WORK TO BE COMPLETED: From the entries below, copy out every line with "color" in it.

RECORDS FOR THIS TASK:

◇ ◇ ◇ ◇ ◇

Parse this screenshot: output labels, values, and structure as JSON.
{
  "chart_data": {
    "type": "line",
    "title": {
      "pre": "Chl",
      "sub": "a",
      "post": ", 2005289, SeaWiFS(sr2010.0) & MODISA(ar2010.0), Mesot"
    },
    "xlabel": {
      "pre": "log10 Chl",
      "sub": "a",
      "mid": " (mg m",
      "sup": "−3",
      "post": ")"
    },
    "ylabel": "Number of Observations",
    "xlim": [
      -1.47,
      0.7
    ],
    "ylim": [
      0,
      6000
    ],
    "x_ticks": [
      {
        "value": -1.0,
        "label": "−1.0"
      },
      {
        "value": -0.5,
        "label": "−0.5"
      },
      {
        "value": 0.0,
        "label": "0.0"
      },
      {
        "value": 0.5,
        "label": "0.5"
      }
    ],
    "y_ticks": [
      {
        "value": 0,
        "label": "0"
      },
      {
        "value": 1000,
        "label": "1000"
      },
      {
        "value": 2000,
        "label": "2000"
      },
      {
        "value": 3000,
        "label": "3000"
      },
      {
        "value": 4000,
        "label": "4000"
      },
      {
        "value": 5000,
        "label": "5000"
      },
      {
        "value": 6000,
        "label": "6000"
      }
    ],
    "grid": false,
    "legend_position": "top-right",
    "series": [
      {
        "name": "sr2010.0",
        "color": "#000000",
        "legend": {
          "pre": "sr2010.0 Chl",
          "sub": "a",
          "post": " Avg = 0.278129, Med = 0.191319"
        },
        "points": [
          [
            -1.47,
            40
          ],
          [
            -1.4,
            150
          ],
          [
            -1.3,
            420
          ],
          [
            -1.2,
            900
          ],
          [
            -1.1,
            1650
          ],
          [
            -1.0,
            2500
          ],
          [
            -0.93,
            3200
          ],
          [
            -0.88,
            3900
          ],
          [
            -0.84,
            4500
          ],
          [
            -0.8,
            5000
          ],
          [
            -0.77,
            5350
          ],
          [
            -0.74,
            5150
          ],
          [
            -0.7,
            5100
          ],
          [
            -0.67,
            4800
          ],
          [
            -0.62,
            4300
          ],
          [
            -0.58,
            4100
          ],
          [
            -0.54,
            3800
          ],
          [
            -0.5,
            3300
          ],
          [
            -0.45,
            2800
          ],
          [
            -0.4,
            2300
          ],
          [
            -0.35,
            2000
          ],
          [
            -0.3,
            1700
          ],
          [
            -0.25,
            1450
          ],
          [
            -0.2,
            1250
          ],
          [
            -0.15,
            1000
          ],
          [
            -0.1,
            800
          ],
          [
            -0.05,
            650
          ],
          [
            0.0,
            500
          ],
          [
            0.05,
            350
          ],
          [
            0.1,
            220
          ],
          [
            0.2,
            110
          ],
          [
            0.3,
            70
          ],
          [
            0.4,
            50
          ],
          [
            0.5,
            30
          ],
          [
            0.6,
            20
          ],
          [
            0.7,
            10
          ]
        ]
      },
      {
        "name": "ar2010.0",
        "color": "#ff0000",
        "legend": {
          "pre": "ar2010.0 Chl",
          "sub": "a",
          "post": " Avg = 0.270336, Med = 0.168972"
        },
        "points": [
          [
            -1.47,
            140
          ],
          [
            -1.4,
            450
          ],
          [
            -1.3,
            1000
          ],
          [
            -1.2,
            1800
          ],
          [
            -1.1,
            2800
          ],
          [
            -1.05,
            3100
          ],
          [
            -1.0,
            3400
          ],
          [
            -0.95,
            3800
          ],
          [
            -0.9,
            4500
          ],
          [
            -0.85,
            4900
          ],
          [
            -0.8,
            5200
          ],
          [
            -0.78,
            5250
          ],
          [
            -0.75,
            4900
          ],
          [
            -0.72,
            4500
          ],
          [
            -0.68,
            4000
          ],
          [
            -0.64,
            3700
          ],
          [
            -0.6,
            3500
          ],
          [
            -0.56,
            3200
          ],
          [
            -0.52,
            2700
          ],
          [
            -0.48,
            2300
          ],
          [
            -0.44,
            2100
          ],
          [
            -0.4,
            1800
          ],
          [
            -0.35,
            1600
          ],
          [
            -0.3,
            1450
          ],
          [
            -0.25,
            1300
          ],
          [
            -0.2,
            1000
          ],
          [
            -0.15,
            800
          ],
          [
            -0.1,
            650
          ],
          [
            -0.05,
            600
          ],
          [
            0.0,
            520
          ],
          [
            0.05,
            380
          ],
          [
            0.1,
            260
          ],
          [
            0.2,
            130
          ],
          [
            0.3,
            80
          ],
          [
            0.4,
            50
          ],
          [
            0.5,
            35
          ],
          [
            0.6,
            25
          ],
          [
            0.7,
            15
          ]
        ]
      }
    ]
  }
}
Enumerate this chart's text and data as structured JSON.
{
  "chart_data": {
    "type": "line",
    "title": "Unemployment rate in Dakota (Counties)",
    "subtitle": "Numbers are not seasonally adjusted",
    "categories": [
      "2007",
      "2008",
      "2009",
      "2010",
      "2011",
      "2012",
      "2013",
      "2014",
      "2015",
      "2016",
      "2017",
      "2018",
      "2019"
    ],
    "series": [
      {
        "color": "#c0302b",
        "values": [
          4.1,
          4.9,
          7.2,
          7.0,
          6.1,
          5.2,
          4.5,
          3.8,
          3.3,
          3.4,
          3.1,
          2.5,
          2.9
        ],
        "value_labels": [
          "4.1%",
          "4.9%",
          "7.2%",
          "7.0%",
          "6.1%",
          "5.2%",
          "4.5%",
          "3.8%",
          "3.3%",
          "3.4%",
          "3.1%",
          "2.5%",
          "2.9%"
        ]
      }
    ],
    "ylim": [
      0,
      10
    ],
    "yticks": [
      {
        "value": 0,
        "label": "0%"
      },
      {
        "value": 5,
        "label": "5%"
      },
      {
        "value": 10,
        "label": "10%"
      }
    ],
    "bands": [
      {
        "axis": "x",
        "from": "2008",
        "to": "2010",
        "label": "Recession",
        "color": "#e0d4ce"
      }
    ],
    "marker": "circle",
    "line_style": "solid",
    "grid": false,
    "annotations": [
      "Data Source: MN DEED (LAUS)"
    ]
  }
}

◇ ◇ ◇ ◇ ◇

EXERCISE RESPONSE:
        "color": "#000000",
        "color": "#ff0000",
        "color": "#c0302b",
        "color": "#e0d4ce"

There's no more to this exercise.